[Data entries for graphics]
* * * * * * * * *
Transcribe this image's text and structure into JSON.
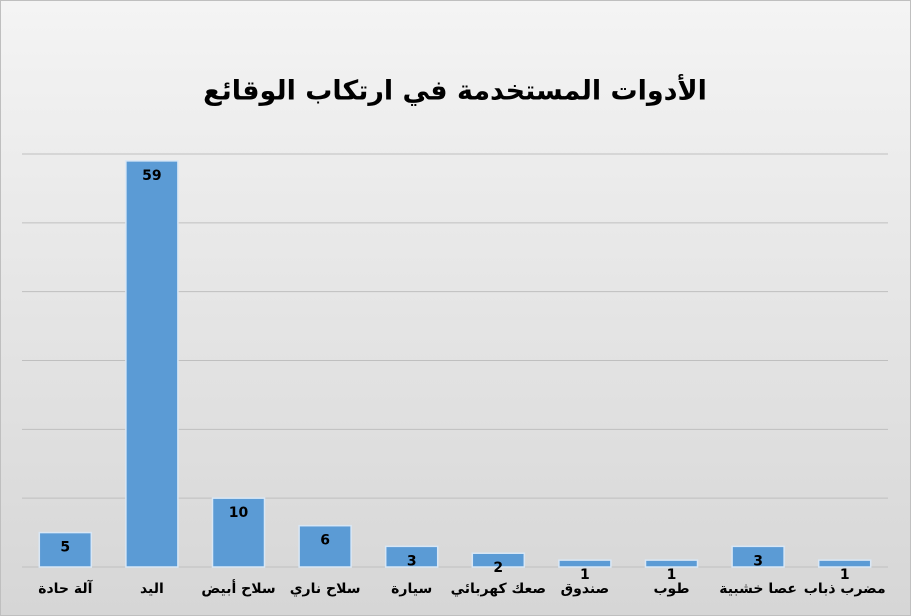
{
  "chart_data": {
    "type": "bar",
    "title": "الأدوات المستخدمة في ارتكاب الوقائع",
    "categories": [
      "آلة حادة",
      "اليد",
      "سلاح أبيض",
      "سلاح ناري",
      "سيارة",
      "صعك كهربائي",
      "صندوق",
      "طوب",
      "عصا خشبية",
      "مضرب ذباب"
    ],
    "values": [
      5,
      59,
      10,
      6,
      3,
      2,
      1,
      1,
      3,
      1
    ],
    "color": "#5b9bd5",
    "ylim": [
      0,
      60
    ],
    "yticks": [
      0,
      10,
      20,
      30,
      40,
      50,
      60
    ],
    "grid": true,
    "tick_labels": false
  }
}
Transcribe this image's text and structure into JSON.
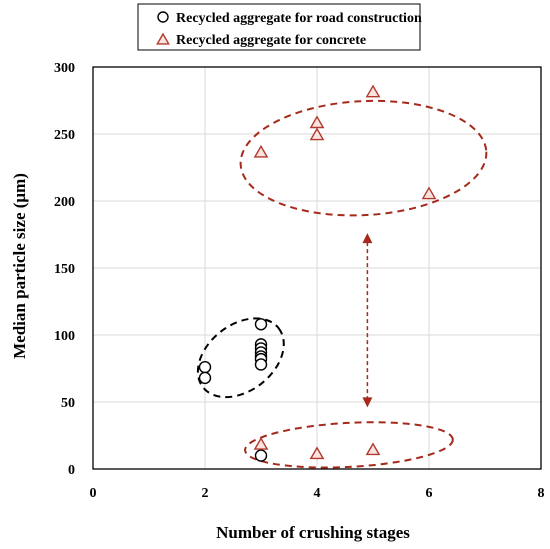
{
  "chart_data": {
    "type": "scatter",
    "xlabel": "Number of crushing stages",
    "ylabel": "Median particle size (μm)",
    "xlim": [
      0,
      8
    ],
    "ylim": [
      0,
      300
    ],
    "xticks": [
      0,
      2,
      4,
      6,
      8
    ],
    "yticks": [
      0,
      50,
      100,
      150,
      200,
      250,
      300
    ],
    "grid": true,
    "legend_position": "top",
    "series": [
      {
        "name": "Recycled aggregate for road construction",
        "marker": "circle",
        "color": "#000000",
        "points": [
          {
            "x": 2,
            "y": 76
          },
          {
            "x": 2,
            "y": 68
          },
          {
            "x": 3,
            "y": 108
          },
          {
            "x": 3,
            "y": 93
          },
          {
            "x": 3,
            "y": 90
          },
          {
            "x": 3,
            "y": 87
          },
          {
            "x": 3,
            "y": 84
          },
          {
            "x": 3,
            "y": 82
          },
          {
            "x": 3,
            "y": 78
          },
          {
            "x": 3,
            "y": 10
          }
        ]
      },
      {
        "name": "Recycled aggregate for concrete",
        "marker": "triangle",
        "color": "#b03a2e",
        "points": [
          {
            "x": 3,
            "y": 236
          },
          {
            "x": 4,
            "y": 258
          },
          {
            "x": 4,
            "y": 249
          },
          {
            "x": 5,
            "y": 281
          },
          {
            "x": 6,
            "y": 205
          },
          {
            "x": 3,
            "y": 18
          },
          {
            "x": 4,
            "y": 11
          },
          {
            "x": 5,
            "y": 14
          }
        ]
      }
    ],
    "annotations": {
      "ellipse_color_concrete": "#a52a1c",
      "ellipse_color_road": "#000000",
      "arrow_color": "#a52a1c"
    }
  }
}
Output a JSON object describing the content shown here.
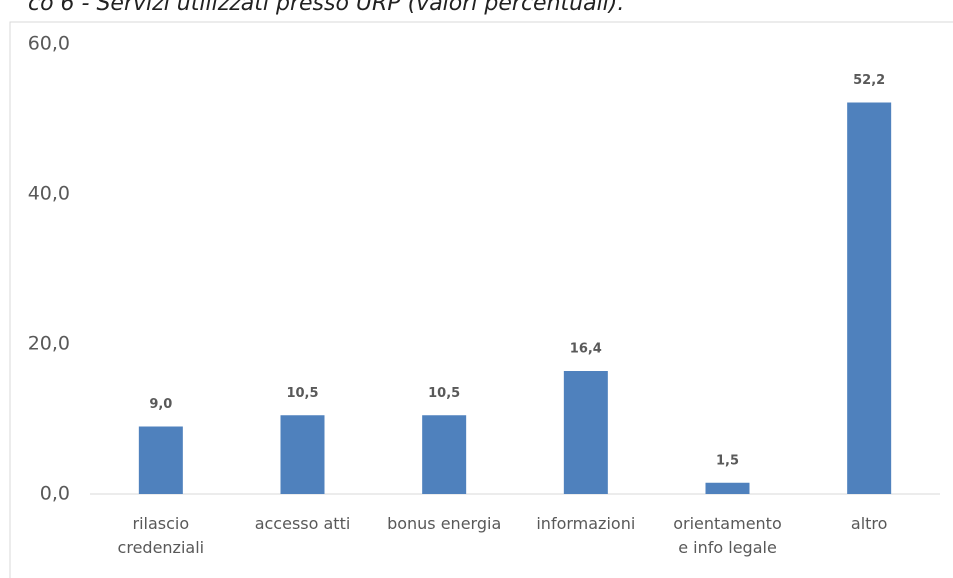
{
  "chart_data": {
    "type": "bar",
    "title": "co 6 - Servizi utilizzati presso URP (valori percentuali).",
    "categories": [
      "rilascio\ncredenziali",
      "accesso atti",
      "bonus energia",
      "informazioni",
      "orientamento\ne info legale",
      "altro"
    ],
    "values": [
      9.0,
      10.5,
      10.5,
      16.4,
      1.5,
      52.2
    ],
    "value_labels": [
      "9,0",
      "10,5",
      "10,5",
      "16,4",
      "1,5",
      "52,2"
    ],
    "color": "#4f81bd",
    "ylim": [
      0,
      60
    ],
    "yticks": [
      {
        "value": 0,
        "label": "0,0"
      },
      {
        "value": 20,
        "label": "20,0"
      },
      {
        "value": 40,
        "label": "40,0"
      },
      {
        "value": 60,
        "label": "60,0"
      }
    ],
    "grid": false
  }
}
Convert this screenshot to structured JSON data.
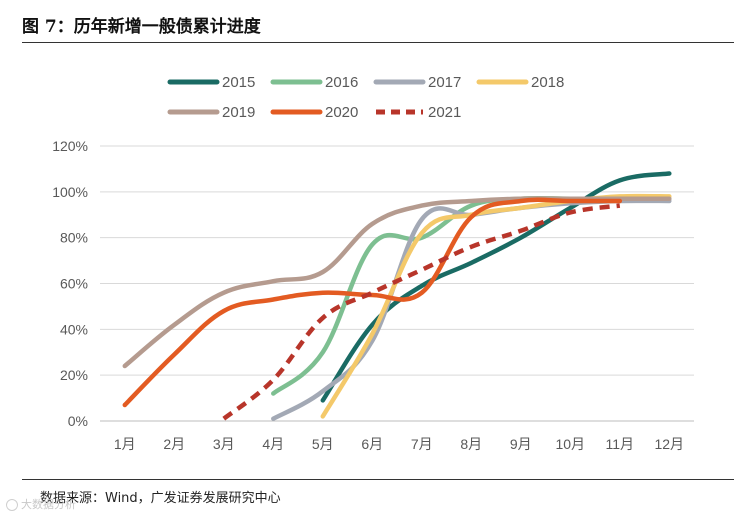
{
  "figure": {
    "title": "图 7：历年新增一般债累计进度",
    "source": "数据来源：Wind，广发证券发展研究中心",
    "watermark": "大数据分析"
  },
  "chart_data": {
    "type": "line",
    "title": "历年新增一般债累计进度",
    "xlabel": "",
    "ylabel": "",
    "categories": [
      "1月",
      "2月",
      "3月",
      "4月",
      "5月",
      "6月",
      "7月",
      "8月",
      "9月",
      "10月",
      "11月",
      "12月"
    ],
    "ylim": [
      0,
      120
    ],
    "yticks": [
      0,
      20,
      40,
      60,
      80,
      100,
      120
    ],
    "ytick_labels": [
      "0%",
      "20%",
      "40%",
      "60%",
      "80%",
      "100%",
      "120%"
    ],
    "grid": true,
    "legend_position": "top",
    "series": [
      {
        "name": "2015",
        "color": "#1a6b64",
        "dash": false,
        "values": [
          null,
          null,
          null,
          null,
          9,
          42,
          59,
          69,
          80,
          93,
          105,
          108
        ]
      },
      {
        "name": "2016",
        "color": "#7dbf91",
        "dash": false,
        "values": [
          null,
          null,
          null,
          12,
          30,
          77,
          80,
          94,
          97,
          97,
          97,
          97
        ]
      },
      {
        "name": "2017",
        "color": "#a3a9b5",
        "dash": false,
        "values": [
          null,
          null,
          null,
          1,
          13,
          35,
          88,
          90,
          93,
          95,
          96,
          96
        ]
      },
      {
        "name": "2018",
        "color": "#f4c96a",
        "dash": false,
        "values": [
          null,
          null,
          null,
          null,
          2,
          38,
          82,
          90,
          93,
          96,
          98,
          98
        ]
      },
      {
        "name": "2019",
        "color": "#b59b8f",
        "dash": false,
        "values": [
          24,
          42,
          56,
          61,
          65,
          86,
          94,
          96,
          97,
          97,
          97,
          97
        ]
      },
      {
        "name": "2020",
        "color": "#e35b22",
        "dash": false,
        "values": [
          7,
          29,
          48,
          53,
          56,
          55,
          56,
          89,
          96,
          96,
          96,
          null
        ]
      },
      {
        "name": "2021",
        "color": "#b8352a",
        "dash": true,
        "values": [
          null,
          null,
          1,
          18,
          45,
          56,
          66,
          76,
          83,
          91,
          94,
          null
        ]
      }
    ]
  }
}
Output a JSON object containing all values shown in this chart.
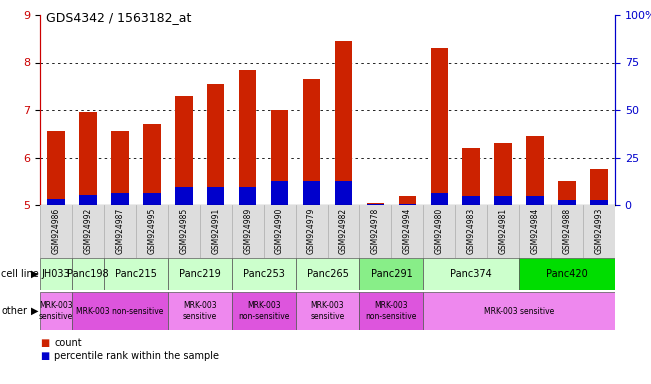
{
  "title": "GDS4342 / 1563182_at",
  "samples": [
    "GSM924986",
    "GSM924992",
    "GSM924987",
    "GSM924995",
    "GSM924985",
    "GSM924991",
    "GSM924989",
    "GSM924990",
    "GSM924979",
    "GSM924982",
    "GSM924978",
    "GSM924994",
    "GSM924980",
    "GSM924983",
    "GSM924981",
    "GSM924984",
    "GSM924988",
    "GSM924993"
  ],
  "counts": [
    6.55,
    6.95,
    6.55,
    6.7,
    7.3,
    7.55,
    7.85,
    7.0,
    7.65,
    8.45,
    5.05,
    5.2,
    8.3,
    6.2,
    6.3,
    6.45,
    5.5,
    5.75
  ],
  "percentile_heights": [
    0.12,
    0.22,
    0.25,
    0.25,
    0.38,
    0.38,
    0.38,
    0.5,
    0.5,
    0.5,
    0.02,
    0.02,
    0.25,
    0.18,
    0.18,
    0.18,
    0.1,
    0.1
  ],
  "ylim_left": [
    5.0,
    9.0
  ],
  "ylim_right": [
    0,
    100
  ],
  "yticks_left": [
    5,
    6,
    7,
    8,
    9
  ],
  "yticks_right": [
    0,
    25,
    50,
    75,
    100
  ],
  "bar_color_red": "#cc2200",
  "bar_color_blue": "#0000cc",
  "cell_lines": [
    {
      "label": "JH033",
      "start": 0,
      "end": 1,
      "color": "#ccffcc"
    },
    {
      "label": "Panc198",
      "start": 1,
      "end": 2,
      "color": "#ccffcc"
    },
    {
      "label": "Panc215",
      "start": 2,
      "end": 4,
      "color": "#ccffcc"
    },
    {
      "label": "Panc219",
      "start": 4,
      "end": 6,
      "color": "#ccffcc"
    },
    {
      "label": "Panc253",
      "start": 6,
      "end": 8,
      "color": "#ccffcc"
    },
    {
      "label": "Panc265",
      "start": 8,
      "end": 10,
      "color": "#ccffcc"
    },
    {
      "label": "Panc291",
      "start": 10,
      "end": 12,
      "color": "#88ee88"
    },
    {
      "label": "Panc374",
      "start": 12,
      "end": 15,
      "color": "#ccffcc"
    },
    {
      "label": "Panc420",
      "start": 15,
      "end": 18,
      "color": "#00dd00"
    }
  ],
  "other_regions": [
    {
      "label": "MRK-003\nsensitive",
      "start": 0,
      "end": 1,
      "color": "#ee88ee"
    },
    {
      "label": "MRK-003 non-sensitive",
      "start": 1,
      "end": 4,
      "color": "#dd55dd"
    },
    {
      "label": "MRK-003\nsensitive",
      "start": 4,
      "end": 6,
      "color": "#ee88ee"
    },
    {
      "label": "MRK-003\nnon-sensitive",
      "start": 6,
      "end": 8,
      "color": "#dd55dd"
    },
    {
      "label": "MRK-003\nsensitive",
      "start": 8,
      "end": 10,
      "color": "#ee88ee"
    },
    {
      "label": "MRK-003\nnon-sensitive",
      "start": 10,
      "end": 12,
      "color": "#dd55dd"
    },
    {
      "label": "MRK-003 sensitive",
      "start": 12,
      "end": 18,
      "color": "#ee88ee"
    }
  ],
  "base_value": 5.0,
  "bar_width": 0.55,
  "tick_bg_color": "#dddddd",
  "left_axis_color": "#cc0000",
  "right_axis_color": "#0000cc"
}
* * * * * * * * *
# WORK TO DO
For each line in the data above that contains the string "ylabel", extract the line.

# SOLUTION TO THIS EXERCISE
    "ylabel": "Median particle size (μm)",
    "ylabel": "",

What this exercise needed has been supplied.